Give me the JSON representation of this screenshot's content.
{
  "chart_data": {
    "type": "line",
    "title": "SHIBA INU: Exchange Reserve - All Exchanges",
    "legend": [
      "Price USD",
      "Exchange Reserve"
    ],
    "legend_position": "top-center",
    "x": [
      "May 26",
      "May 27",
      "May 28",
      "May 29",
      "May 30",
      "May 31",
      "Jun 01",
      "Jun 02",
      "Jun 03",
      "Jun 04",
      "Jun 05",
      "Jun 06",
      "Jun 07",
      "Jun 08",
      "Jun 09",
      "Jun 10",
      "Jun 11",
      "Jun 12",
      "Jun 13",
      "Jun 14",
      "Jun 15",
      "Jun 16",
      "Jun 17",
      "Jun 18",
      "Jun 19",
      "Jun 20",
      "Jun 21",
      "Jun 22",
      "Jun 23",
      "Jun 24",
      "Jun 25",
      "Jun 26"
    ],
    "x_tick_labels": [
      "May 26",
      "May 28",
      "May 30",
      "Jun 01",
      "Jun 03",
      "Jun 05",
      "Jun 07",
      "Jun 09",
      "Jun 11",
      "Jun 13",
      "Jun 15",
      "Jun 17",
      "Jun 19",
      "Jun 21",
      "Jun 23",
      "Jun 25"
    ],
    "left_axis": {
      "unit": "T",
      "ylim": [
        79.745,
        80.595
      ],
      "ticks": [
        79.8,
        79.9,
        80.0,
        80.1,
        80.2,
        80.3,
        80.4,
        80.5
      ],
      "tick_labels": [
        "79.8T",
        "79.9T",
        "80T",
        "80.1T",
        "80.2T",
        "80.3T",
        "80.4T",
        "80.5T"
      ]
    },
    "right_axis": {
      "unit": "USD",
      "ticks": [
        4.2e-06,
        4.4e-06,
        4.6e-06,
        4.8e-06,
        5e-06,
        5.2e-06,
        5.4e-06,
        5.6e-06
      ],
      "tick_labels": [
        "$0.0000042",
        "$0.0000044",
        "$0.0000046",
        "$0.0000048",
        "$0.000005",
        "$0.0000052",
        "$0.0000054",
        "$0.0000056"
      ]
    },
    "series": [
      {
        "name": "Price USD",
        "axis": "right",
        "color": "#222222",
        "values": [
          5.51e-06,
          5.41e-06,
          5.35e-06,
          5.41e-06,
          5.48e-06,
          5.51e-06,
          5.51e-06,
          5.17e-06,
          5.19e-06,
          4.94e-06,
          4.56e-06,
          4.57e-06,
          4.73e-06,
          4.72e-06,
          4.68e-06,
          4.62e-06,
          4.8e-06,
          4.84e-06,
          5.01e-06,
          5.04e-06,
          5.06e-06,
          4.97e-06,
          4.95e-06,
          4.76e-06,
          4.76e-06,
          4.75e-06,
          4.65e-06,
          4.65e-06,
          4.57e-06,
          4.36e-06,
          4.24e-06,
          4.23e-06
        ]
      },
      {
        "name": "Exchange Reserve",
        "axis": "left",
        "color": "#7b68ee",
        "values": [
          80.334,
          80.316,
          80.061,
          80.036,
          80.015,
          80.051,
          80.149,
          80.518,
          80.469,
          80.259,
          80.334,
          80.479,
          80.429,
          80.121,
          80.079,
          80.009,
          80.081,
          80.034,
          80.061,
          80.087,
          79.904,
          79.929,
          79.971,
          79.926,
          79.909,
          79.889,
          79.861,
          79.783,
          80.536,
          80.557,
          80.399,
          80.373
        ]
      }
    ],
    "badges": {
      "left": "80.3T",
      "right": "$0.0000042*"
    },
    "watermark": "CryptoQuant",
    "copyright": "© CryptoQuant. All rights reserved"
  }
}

· · · · · · ·

▶ WORK TO DO
Copy out every line of the data above, exactly as given.

▶ TASK RESULT
Give me the JSON representation of this screenshot's content.
{
  "chart_data": {
    "type": "line",
    "title": "SHIBA INU: Exchange Reserve - All Exchanges",
    "legend": [
      "Price USD",
      "Exchange Reserve"
    ],
    "legend_position": "top-center",
    "x": [
      "May 26",
      "May 27",
      "May 28",
      "May 29",
      "May 30",
      "May 31",
      "Jun 01",
      "Jun 02",
      "Jun 03",
      "Jun 04",
      "Jun 05",
      "Jun 06",
      "Jun 07",
      "Jun 08",
      "Jun 09",
      "Jun 10",
      "Jun 11",
      "Jun 12",
      "Jun 13",
      "Jun 14",
      "Jun 15",
      "Jun 16",
      "Jun 17",
      "Jun 18",
      "Jun 19",
      "Jun 20",
      "Jun 21",
      "Jun 22",
      "Jun 23",
      "Jun 24",
      "Jun 25",
      "Jun 26"
    ],
    "x_tick_labels": [
      "May 26",
      "May 28",
      "May 30",
      "Jun 01",
      "Jun 03",
      "Jun 05",
      "Jun 07",
      "Jun 09",
      "Jun 11",
      "Jun 13",
      "Jun 15",
      "Jun 17",
      "Jun 19",
      "Jun 21",
      "Jun 23",
      "Jun 25"
    ],
    "left_axis": {
      "unit": "T",
      "ylim": [
        79.745,
        80.595
      ],
      "ticks": [
        79.8,
        79.9,
        80.0,
        80.1,
        80.2,
        80.3,
        80.4,
        80.5
      ],
      "tick_labels": [
        "79.8T",
        "79.9T",
        "80T",
        "80.1T",
        "80.2T",
        "80.3T",
        "80.4T",
        "80.5T"
      ]
    },
    "right_axis": {
      "unit": "USD",
      "ticks": [
        4.2e-06,
        4.4e-06,
        4.6e-06,
        4.8e-06,
        5e-06,
        5.2e-06,
        5.4e-06,
        5.6e-06
      ],
      "tick_labels": [
        "$0.0000042",
        "$0.0000044",
        "$0.0000046",
        "$0.0000048",
        "$0.000005",
        "$0.0000052",
        "$0.0000054",
        "$0.0000056"
      ]
    },
    "series": [
      {
        "name": "Price USD",
        "axis": "right",
        "color": "#222222",
        "values": [
          5.51e-06,
          5.41e-06,
          5.35e-06,
          5.41e-06,
          5.48e-06,
          5.51e-06,
          5.51e-06,
          5.17e-06,
          5.19e-06,
          4.94e-06,
          4.56e-06,
          4.57e-06,
          4.73e-06,
          4.72e-06,
          4.68e-06,
          4.62e-06,
          4.8e-06,
          4.84e-06,
          5.01e-06,
          5.04e-06,
          5.06e-06,
          4.97e-06,
          4.95e-06,
          4.76e-06,
          4.76e-06,
          4.75e-06,
          4.65e-06,
          4.65e-06,
          4.57e-06,
          4.36e-06,
          4.24e-06,
          4.23e-06
        ]
      },
      {
        "name": "Exchange Reserve",
        "axis": "left",
        "color": "#7b68ee",
        "values": [
          80.334,
          80.316,
          80.061,
          80.036,
          80.015,
          80.051,
          80.149,
          80.518,
          80.469,
          80.259,
          80.334,
          80.479,
          80.429,
          80.121,
          80.079,
          80.009,
          80.081,
          80.034,
          80.061,
          80.087,
          79.904,
          79.929,
          79.971,
          79.926,
          79.909,
          79.889,
          79.861,
          79.783,
          80.536,
          80.557,
          80.399,
          80.373
        ]
      }
    ],
    "badges": {
      "left": "80.3T",
      "right": "$0.0000042*"
    },
    "watermark": "CryptoQuant",
    "copyright": "© CryptoQuant. All rights reserved"
  }
}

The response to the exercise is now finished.